Quoted text:
Powertrain Control Device

The disclosed technology relates to a powertrain control device for a vehicle having an engine mounted therein, the engine operating at a stoichiometric air-fuel ratio over the entire operation range.

In recent years, regulations on emissions (e.g., exhaust emissions) have been tightened from the viewpoint of protecting the environment. Vehicles that travel by driving of engines (so-called engine vehicles) are a main target of emissions regulations because such vehicles emit exhaust gas.

Thus, for engine vehicles, attempts have been already made to enhance performance with emissions. In the case of an engine vehicle that uses gasoline as fuel, a three-way catalyst can effectively remove the main exhaust emissions of the vehicle: hydrocarbon, carbon monoxide, and nitrogen oxide.

Accordingly, the three-way catalyst an effective means for engine vehicles of this kind. Currently, exhaust gas purification apparatuses that use a three-way catalyst are widely used.

Given information:
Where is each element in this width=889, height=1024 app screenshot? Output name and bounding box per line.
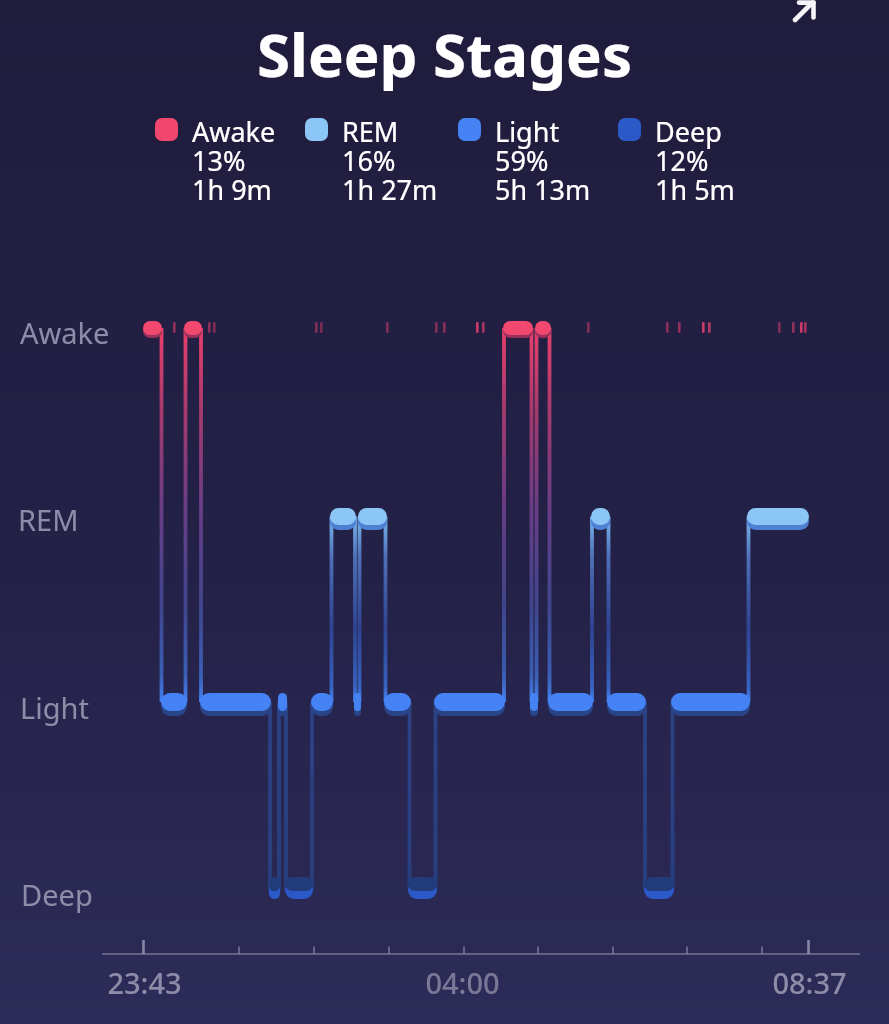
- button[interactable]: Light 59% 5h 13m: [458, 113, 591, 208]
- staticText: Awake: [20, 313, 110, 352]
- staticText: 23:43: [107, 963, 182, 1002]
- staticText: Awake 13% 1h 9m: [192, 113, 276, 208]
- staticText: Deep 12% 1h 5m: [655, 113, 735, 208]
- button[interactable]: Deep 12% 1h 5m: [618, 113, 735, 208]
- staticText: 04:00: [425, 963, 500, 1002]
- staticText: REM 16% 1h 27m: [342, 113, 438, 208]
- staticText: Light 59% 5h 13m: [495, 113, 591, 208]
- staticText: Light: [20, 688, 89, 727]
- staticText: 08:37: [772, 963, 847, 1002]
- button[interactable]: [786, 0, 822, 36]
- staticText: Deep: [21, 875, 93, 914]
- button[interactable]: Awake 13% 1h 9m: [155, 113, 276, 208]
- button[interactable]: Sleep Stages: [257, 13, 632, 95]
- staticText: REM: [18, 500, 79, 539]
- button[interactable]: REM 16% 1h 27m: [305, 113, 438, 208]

* * *

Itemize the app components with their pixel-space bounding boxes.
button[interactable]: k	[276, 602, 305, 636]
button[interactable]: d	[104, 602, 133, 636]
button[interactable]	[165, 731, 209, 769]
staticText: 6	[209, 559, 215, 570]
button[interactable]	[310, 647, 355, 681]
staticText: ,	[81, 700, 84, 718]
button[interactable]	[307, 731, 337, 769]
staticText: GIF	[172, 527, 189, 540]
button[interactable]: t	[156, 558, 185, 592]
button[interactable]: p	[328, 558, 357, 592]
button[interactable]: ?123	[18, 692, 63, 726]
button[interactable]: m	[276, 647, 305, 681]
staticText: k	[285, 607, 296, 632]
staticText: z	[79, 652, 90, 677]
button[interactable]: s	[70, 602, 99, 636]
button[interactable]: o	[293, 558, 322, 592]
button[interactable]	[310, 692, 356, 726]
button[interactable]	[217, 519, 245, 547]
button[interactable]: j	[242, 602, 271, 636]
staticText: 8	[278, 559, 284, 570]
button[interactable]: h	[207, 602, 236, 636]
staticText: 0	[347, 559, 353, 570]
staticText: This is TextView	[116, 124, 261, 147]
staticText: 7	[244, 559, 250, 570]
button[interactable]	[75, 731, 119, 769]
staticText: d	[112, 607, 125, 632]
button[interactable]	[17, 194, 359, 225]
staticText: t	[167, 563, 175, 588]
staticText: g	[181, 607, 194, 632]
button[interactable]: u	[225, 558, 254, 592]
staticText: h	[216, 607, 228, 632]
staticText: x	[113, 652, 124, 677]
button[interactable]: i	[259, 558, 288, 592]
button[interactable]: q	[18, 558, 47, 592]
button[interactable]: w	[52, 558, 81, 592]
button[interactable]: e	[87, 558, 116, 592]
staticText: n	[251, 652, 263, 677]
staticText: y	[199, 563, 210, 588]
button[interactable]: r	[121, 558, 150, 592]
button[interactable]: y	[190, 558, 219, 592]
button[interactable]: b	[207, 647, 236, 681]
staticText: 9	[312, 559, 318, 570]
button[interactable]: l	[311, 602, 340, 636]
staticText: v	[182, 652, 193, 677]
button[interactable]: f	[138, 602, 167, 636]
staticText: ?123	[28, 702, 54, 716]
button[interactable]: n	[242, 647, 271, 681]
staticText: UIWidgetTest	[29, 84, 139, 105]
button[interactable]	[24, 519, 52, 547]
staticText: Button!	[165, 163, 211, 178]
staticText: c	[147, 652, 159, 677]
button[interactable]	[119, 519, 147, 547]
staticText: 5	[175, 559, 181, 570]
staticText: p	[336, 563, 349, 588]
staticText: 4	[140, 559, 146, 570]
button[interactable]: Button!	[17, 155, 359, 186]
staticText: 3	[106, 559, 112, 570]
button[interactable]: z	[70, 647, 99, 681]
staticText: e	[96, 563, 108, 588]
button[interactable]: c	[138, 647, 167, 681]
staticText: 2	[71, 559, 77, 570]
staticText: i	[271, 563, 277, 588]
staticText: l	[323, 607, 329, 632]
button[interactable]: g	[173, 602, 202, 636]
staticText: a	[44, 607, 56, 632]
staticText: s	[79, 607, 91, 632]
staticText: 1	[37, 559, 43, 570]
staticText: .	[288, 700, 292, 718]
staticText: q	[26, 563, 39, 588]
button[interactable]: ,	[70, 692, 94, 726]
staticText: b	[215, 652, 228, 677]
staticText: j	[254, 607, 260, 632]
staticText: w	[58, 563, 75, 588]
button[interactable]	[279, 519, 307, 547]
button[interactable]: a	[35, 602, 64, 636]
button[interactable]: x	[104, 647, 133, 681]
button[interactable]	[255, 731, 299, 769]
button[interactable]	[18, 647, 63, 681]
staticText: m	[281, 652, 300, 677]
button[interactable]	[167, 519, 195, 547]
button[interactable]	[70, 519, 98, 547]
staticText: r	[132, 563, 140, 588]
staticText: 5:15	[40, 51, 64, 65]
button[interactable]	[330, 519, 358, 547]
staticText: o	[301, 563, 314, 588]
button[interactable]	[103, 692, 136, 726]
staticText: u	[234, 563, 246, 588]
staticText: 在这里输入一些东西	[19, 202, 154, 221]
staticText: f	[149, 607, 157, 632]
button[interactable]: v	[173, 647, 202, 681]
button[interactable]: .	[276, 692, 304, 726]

Required task:
Pick up the powertrain control device text after its final sentence, and keep writing it in the same style.

Result:
An exhaust gas purification rate of the three-way catalyst is affected by air-fuel ratio (A/F). That is, to obtain a high purification rate, it is necessary to stabilize an air-fuel ratio at a stoichiometric air-fuel ratio (14.7) or within a narrow range around the stoichiometric air-fuel ratio (a so-called window). For this reason, to achieve advanced emission performance such as zero emission in an engine vehicle, it is required to perform operation within the window over the entire operation range of the engine (referred to as “entire-range stoichiometric air-fuel ratio operation” in the present disclosure).

In contrast, when a three-way catalyst remains at an excessively high temperature, the three-way catalyst is thermally deteriorated and hence durability of the three-way catalyst is reduced. Accordingly, in an exhaust gas purification apparatus that uses the three-way catalyst, it is necessary to perform temperature control in such a way as to prevent the temperature of the three-way catalyst from exceeding an allowable temperature for the three-way catalyst. However, when the entire-range stoichiometric air-fuel ratio operation is performed, combustion takes place efficiently, increasing the amount of heat in the exhaust gas. Therefore, in an operation range in which the amount of heat in the exhaust gas is at the maximum, that is, in a range with a high engine revolution speed and a high load, there is a possibility of the temperature of the three-way catalyst exceeding the allowable temperature.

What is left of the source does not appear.